• _Исходный текст_:
════════════════════

Разговаривающий на одном языке со Ступкой

25.06.2012 12:28   -
Автор:

Только его Мокий и Мына Мазайло да Шельменко чего стоят! Но Женя преуспел не только на родной сцене, в кинематографе тоже. А рассказать об этом он как умеет, – сам Богдан Ступка выделяет его как собеседника.

– Женя, четверть века ты проработал в театре им. Шевченко. Был занят и в спектаклях-визитных карточках театра, и в авангардных постановках своих коллег-актеров, столько режиссеров сменилось за это время, а уж смешных случаев и вовсе не перечесть!.. Расскажи, пожалуйста, о том, каким ты помнишь свой первый спектакль на этих подмостках, «нажил» ли за это время, как часто говорят актеры, своего режиссера, кого из них и партнеров назвал бы любимым, друзьями и, конечно, вспомни какой-либо забавный эпизод из своей актерской жизни, абсолютно не предусмотренный драматургией или режиссурой.

– Действительно, за это время Степа Пасечник мой седьмой главный режиссер. При этом именно мой – первый и по сей день любимый – режиссер Беляцкий Александр Григорьевич. А спектакль – «Мельница счастья», несмотря на то, что я там не играл никакой главной роли. Поставил его Петров Владимир Сергеевич. Я в этом спектакле выходил в массовке, но мы так играли – об этом до сих пор не стыдно сказать! – что у меня, да и у всех нас, на то время молодых, кто в нем был занят, полное ощущение того, что мы играли главные роли! Наверное, поэтому сей спектакль мой любимый. Партнеров своих я всех люблю. А друзья… Понимаете, тяжело в нашей профессии иметь друга, как ни странно… Да, тяжело, как мне кажется. Почему? Дело в том, что как бы хорошо к человеку ни относился, все-таки существует у нас желание первенства, если можно так сказать, хочется быть первым, лучшим. В общем, такая профессия актерская, не мужская, какая уж тут крепкая дружба. Честно говоря, не раз над этим задумывался и возможные перспективы обдумывал, но выяснилось, что другого ничего делать не умею. Я ведь пробовал и бизнесом заниматься, и несколько раз ненадолго уходил из театра, но все равно возвращался, потому что хочется нравиться, хочется, чтобы тебе аплодировали, – никуда не деться от этого актеру, что поделаешь?! А на сегодняшний день мой любимый партнер – это, наверное, Майя Струнникова. Если же брать во внимание всю мою театральную жизнь, то много, очень много у меня хороших партнеров.

════════════════════

• _Представленные данные_:
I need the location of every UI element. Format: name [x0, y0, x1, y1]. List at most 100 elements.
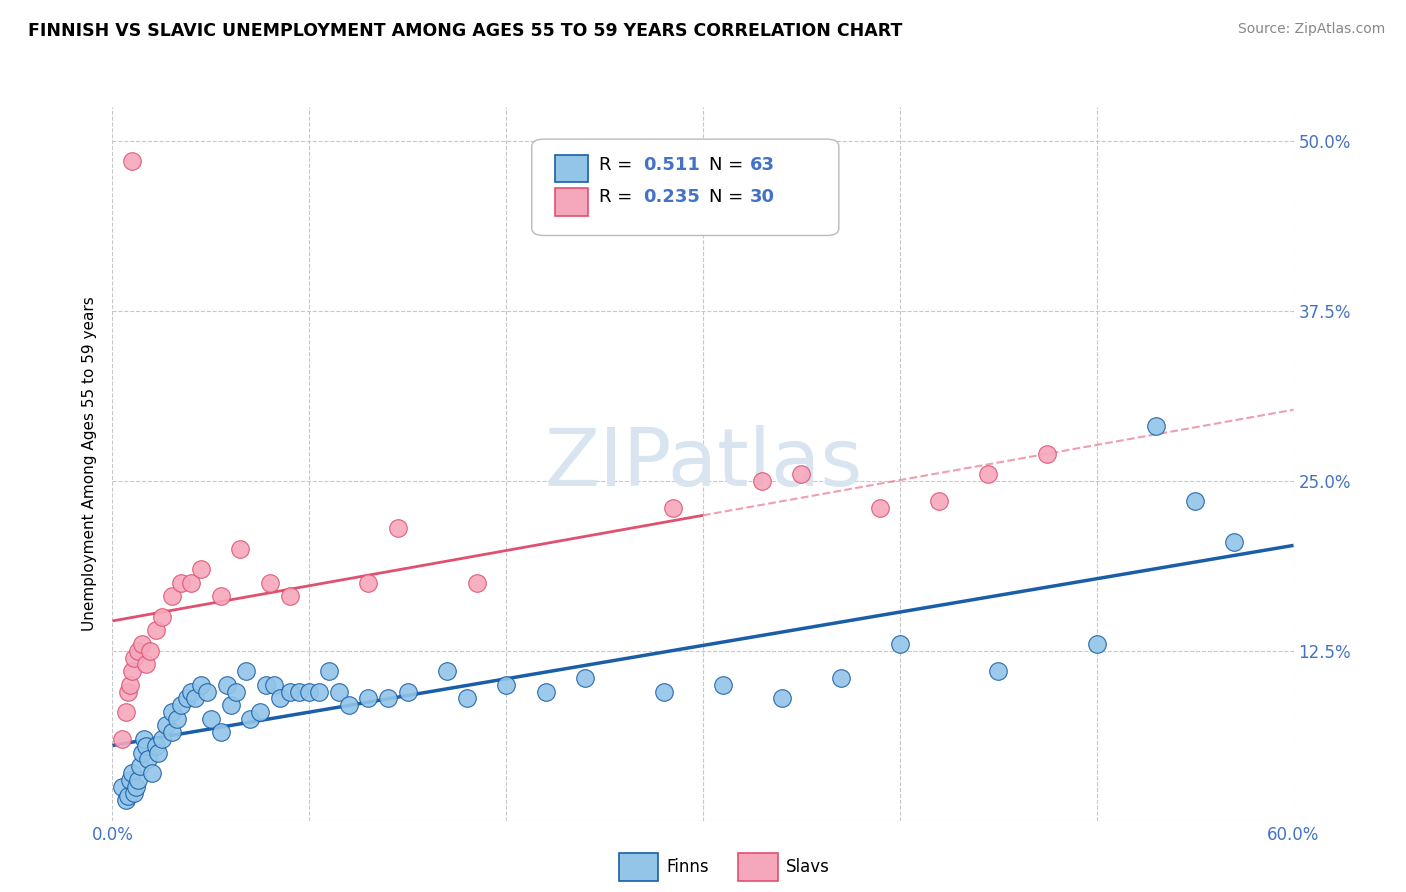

════════════════════

• _Суть задания_:
Согласуются ли с интервью следующие утверждения? На каждое ответьте «да» или «нет» и приведите из интервью решающие слова в виде точной цитаты.
1. Первым и любимым режиссером актер называет Петрова Владимира Сергеевича.
2. В спектакле «Мельница счастья» актер выходил в массовке.
3. Своим любимым партнером на сегодняшний день актер называет Майю Струнникову.

• _Ответ на задание_:
1. Нет: «именно мой – первый и по сей день любимый – режиссер Беляцкий Александр Григорьевич».
2. Да: «Я в этом спектакле выходил в массовке».
3. Да: «А на сегодняшний день мой любимый партнер – это, наверное, Майя Струнникова».